### PROBLEM DETAILS
Scan the lines below for the word "marker". Copy each line you find it in.

### EXTRACTED DATA
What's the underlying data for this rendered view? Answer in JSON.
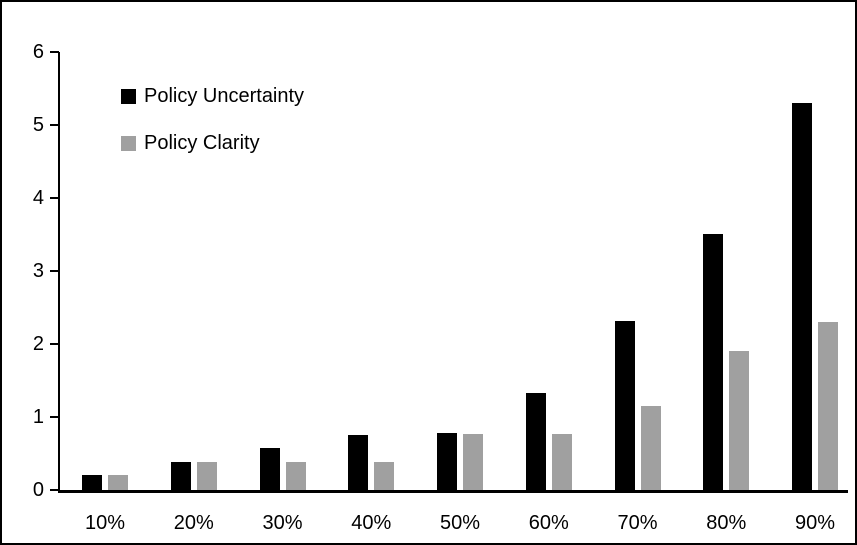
{
  "chart_data": {
    "type": "bar",
    "title": "",
    "xlabel": "",
    "ylabel": "",
    "categories": [
      "10%",
      "20%",
      "30%",
      "40%",
      "50%",
      "60%",
      "70%",
      "80%",
      "90%"
    ],
    "series": [
      {
        "name": "Policy Uncertainty",
        "color": "#000000",
        "values": [
          0.2,
          0.38,
          0.57,
          0.76,
          0.78,
          1.33,
          2.32,
          3.5,
          5.3
        ]
      },
      {
        "name": "Policy Clarity",
        "color": "#a0a0a0",
        "values": [
          0.2,
          0.38,
          0.38,
          0.38,
          0.77,
          0.77,
          1.15,
          1.9,
          2.3
        ]
      }
    ],
    "ylim": [
      0,
      6
    ],
    "yticks": [
      0,
      1,
      2,
      3,
      4,
      5,
      6
    ],
    "grid": false,
    "legend_position": "top-left",
    "frame_color": "#000000",
    "background_color": "#ffffff"
  }
}
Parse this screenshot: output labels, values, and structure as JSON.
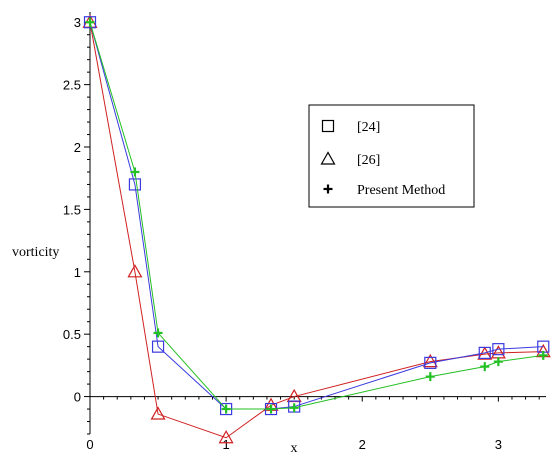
{
  "chart_data": {
    "type": "line",
    "xlabel": "x",
    "ylabel": "vorticity",
    "xlim": [
      0,
      3.35
    ],
    "ylim": [
      -0.3,
      3.05
    ],
    "x_ticks": [
      0,
      1,
      2,
      3
    ],
    "y_ticks": [
      0,
      0.5,
      1,
      1.5,
      2,
      2.5,
      3
    ],
    "x_tick_labels": [
      "0",
      "1",
      "2",
      "3"
    ],
    "y_tick_labels": [
      "0",
      "0.5",
      "1",
      "1.5",
      "2",
      "2.5",
      "3"
    ],
    "legend_position": "right",
    "grid": false,
    "series": [
      {
        "name": "[24]",
        "marker": "square",
        "color": "#3a3ae0",
        "x": [
          0,
          0.33,
          0.5,
          1.0,
          1.33,
          1.5,
          2.5,
          2.9,
          3.0,
          3.33
        ],
        "y": [
          3.0,
          1.7,
          0.4,
          -0.1,
          -0.1,
          -0.08,
          0.27,
          0.35,
          0.38,
          0.4
        ]
      },
      {
        "name": "[26]",
        "marker": "triangle",
        "color": "#d02020",
        "x": [
          0,
          0.33,
          0.5,
          1.0,
          1.33,
          1.5,
          2.5,
          2.9,
          3.0,
          3.33
        ],
        "y": [
          3.0,
          1.0,
          -0.14,
          -0.33,
          -0.07,
          0.0,
          0.28,
          0.34,
          0.35,
          0.36
        ]
      },
      {
        "name": "Present Method",
        "marker": "plus",
        "color": "#22c022",
        "x": [
          0,
          0.33,
          0.5,
          1.0,
          1.33,
          1.5,
          2.5,
          2.9,
          3.0,
          3.33
        ],
        "y": [
          3.0,
          1.8,
          0.51,
          -0.1,
          -0.1,
          -0.09,
          0.16,
          0.24,
          0.28,
          0.33
        ]
      }
    ]
  }
}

### RESPONSE TO THE EXERCISE
        "marker": "square",
        "marker": "triangle",
        "marker": "plus",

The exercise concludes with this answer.